### Record list

-=-=-=-=-

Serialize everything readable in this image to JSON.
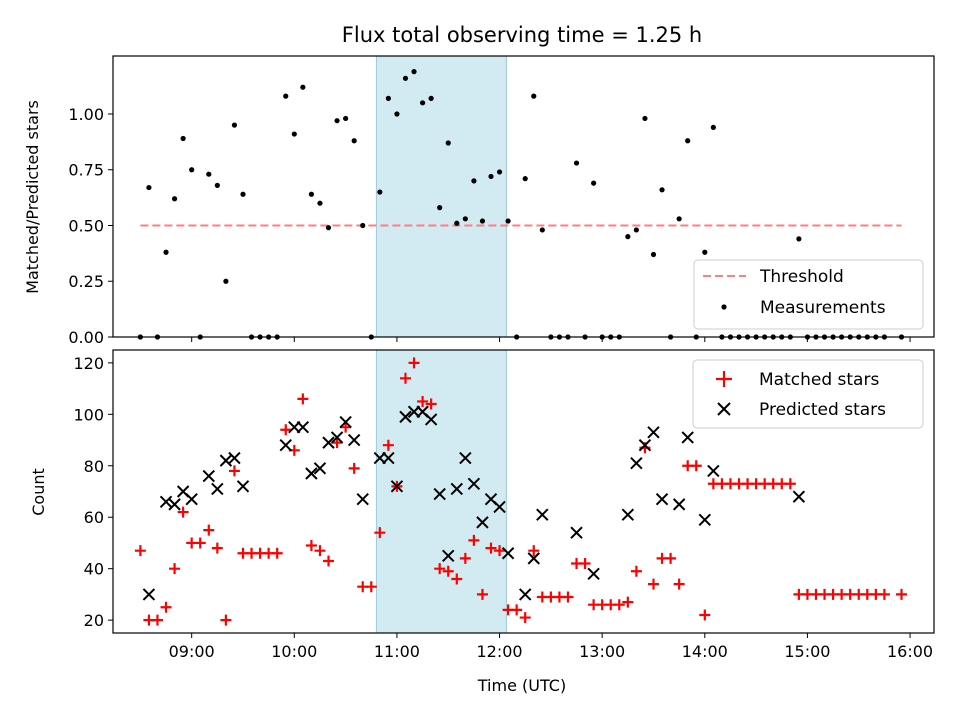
{
  "title": "Flux total observing time = 1.25 h",
  "colors": {
    "threshold": "#ff7f7f",
    "measurements": "#000000",
    "matched": "#ff0000",
    "predicted": "#000000",
    "highlight": "#add8e6"
  },
  "chart_data": [
    {
      "type": "scatter",
      "panel": "top",
      "ylabel": "Matched/Predicted stars",
      "xlim": [
        "08:14",
        "16:14"
      ],
      "ylim": [
        0,
        1.26
      ],
      "yticks": [
        0.0,
        0.25,
        0.5,
        0.75,
        1.0
      ],
      "ytick_labels": [
        "0.00",
        "0.25",
        "0.50",
        "0.75",
        "1.00"
      ],
      "highlight_span": [
        "10:48",
        "12:04"
      ],
      "legend": {
        "position": "lower-right",
        "entries": [
          "Threshold",
          "Measurements"
        ]
      },
      "threshold": {
        "name": "Threshold",
        "y": 0.5,
        "x": [
          "08:30",
          "15:55"
        ]
      },
      "series": [
        {
          "name": "Measurements",
          "points": [
            [
              "08:30",
              0
            ],
            [
              "08:35",
              0.67
            ],
            [
              "08:40",
              0
            ],
            [
              "08:45",
              0.38
            ],
            [
              "08:50",
              0.62
            ],
            [
              "08:55",
              0.89
            ],
            [
              "09:00",
              0.75
            ],
            [
              "09:05",
              0
            ],
            [
              "09:10",
              0.73
            ],
            [
              "09:15",
              0.68
            ],
            [
              "09:20",
              0.25
            ],
            [
              "09:25",
              0.95
            ],
            [
              "09:30",
              0.64
            ],
            [
              "09:35",
              0
            ],
            [
              "09:40",
              0
            ],
            [
              "09:45",
              0
            ],
            [
              "09:50",
              0
            ],
            [
              "09:55",
              1.08
            ],
            [
              "10:00",
              0.91
            ],
            [
              "10:05",
              1.12
            ],
            [
              "10:10",
              0.64
            ],
            [
              "10:15",
              0.6
            ],
            [
              "10:20",
              0.49
            ],
            [
              "10:25",
              0.97
            ],
            [
              "10:30",
              0.98
            ],
            [
              "10:35",
              0.88
            ],
            [
              "10:40",
              0.5
            ],
            [
              "10:45",
              0
            ],
            [
              "10:50",
              0.65
            ],
            [
              "10:55",
              1.07
            ],
            [
              "11:00",
              1.0
            ],
            [
              "11:05",
              1.16
            ],
            [
              "11:10",
              1.19
            ],
            [
              "11:15",
              1.05
            ],
            [
              "11:20",
              1.07
            ],
            [
              "11:25",
              0.58
            ],
            [
              "11:30",
              0.87
            ],
            [
              "11:35",
              0.51
            ],
            [
              "11:40",
              0.53
            ],
            [
              "11:45",
              0.7
            ],
            [
              "11:50",
              0.52
            ],
            [
              "11:55",
              0.72
            ],
            [
              "12:00",
              0.74
            ],
            [
              "12:05",
              0.52
            ],
            [
              "12:10",
              0
            ],
            [
              "12:15",
              0.71
            ],
            [
              "12:20",
              1.08
            ],
            [
              "12:25",
              0.48
            ],
            [
              "12:30",
              0
            ],
            [
              "12:35",
              0
            ],
            [
              "12:40",
              0
            ],
            [
              "12:45",
              0.78
            ],
            [
              "12:50",
              0
            ],
            [
              "12:55",
              0.69
            ],
            [
              "13:00",
              0
            ],
            [
              "13:05",
              0
            ],
            [
              "13:10",
              0
            ],
            [
              "13:15",
              0.45
            ],
            [
              "13:20",
              0.48
            ],
            [
              "13:25",
              0.98
            ],
            [
              "13:30",
              0.37
            ],
            [
              "13:35",
              0.66
            ],
            [
              "13:40",
              0
            ],
            [
              "13:45",
              0.53
            ],
            [
              "13:50",
              0.88
            ],
            [
              "13:55",
              0
            ],
            [
              "14:00",
              0.38
            ],
            [
              "14:05",
              0.94
            ],
            [
              "14:10",
              0
            ],
            [
              "14:15",
              0
            ],
            [
              "14:20",
              0
            ],
            [
              "14:25",
              0
            ],
            [
              "14:30",
              0
            ],
            [
              "14:35",
              0
            ],
            [
              "14:40",
              0
            ],
            [
              "14:45",
              0
            ],
            [
              "14:50",
              0
            ],
            [
              "14:55",
              0.44
            ],
            [
              "15:00",
              0
            ],
            [
              "15:05",
              0
            ],
            [
              "15:10",
              0
            ],
            [
              "15:15",
              0
            ],
            [
              "15:20",
              0
            ],
            [
              "15:25",
              0
            ],
            [
              "15:30",
              0
            ],
            [
              "15:35",
              0
            ],
            [
              "15:40",
              0
            ],
            [
              "15:45",
              0
            ],
            [
              "15:55",
              0
            ]
          ]
        }
      ]
    },
    {
      "type": "scatter",
      "panel": "bottom",
      "xlabel": "Time (UTC)",
      "ylabel": "Count",
      "xlim": [
        "08:14",
        "16:14"
      ],
      "ylim": [
        15,
        125
      ],
      "yticks": [
        20,
        40,
        60,
        80,
        100,
        120
      ],
      "xticks": [
        "09:00",
        "10:00",
        "11:00",
        "12:00",
        "13:00",
        "14:00",
        "15:00",
        "16:00"
      ],
      "highlight_span": [
        "10:48",
        "12:04"
      ],
      "legend": {
        "position": "upper-right",
        "entries": [
          "Matched stars",
          "Predicted stars"
        ]
      },
      "series": [
        {
          "name": "Matched stars",
          "marker": "+",
          "points": [
            [
              "08:30",
              47
            ],
            [
              "08:35",
              20
            ],
            [
              "08:40",
              20
            ],
            [
              "08:45",
              25
            ],
            [
              "08:50",
              40
            ],
            [
              "08:55",
              62
            ],
            [
              "09:00",
              50
            ],
            [
              "09:05",
              50
            ],
            [
              "09:10",
              55
            ],
            [
              "09:15",
              48
            ],
            [
              "09:20",
              20
            ],
            [
              "09:25",
              78
            ],
            [
              "09:30",
              46
            ],
            [
              "09:35",
              46
            ],
            [
              "09:40",
              46
            ],
            [
              "09:45",
              46
            ],
            [
              "09:50",
              46
            ],
            [
              "09:55",
              94
            ],
            [
              "10:00",
              86
            ],
            [
              "10:05",
              106
            ],
            [
              "10:10",
              49
            ],
            [
              "10:15",
              47
            ],
            [
              "10:20",
              43
            ],
            [
              "10:25",
              89
            ],
            [
              "10:30",
              95
            ],
            [
              "10:35",
              79
            ],
            [
              "10:40",
              33
            ],
            [
              "10:45",
              33
            ],
            [
              "10:50",
              54
            ],
            [
              "10:55",
              88
            ],
            [
              "11:00",
              72
            ],
            [
              "11:05",
              114
            ],
            [
              "11:10",
              120
            ],
            [
              "11:15",
              105
            ],
            [
              "11:20",
              104
            ],
            [
              "11:25",
              40
            ],
            [
              "11:30",
              39
            ],
            [
              "11:35",
              36
            ],
            [
              "11:40",
              44
            ],
            [
              "11:45",
              51
            ],
            [
              "11:50",
              30
            ],
            [
              "11:55",
              48
            ],
            [
              "12:00",
              47
            ],
            [
              "12:05",
              24
            ],
            [
              "12:10",
              24
            ],
            [
              "12:15",
              21
            ],
            [
              "12:20",
              47
            ],
            [
              "12:25",
              29
            ],
            [
              "12:30",
              29
            ],
            [
              "12:35",
              29
            ],
            [
              "12:40",
              29
            ],
            [
              "12:45",
              42
            ],
            [
              "12:50",
              42
            ],
            [
              "12:55",
              26
            ],
            [
              "13:00",
              26
            ],
            [
              "13:05",
              26
            ],
            [
              "13:10",
              26
            ],
            [
              "13:15",
              27
            ],
            [
              "13:20",
              39
            ],
            [
              "13:25",
              87
            ],
            [
              "13:30",
              34
            ],
            [
              "13:35",
              44
            ],
            [
              "13:40",
              44
            ],
            [
              "13:45",
              34
            ],
            [
              "13:50",
              80
            ],
            [
              "13:55",
              80
            ],
            [
              "14:00",
              22
            ],
            [
              "14:05",
              73
            ],
            [
              "14:10",
              73
            ],
            [
              "14:15",
              73
            ],
            [
              "14:20",
              73
            ],
            [
              "14:25",
              73
            ],
            [
              "14:30",
              73
            ],
            [
              "14:35",
              73
            ],
            [
              "14:40",
              73
            ],
            [
              "14:45",
              73
            ],
            [
              "14:50",
              73
            ],
            [
              "14:55",
              30
            ],
            [
              "15:00",
              30
            ],
            [
              "15:05",
              30
            ],
            [
              "15:10",
              30
            ],
            [
              "15:15",
              30
            ],
            [
              "15:20",
              30
            ],
            [
              "15:25",
              30
            ],
            [
              "15:30",
              30
            ],
            [
              "15:35",
              30
            ],
            [
              "15:40",
              30
            ],
            [
              "15:45",
              30
            ],
            [
              "15:55",
              30
            ]
          ]
        },
        {
          "name": "Predicted stars",
          "marker": "x",
          "points": [
            [
              "08:35",
              30
            ],
            [
              "08:45",
              66
            ],
            [
              "08:50",
              65
            ],
            [
              "08:55",
              70
            ],
            [
              "09:00",
              67
            ],
            [
              "09:10",
              76
            ],
            [
              "09:15",
              71
            ],
            [
              "09:20",
              82
            ],
            [
              "09:25",
              83
            ],
            [
              "09:30",
              72
            ],
            [
              "09:55",
              88
            ],
            [
              "10:00",
              95
            ],
            [
              "10:05",
              95
            ],
            [
              "10:10",
              77
            ],
            [
              "10:15",
              79
            ],
            [
              "10:20",
              89
            ],
            [
              "10:25",
              91
            ],
            [
              "10:30",
              97
            ],
            [
              "10:35",
              90
            ],
            [
              "10:40",
              67
            ],
            [
              "10:50",
              83
            ],
            [
              "10:55",
              83
            ],
            [
              "11:00",
              72
            ],
            [
              "11:05",
              99
            ],
            [
              "11:10",
              101
            ],
            [
              "11:15",
              101
            ],
            [
              "11:20",
              98
            ],
            [
              "11:25",
              69
            ],
            [
              "11:30",
              45
            ],
            [
              "11:35",
              71
            ],
            [
              "11:40",
              83
            ],
            [
              "11:45",
              73
            ],
            [
              "11:50",
              58
            ],
            [
              "11:55",
              67
            ],
            [
              "12:00",
              64
            ],
            [
              "12:05",
              46
            ],
            [
              "12:15",
              30
            ],
            [
              "12:20",
              44
            ],
            [
              "12:25",
              61
            ],
            [
              "12:45",
              54
            ],
            [
              "12:55",
              38
            ],
            [
              "13:15",
              61
            ],
            [
              "13:20",
              81
            ],
            [
              "13:25",
              88
            ],
            [
              "13:30",
              93
            ],
            [
              "13:35",
              67
            ],
            [
              "13:45",
              65
            ],
            [
              "13:50",
              91
            ],
            [
              "14:00",
              59
            ],
            [
              "14:05",
              78
            ],
            [
              "14:55",
              68
            ]
          ]
        }
      ]
    }
  ]
}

-=-=-=-=-

### Direction
State how many lines above contain the string "ylabel", with no other words.

### Task result
2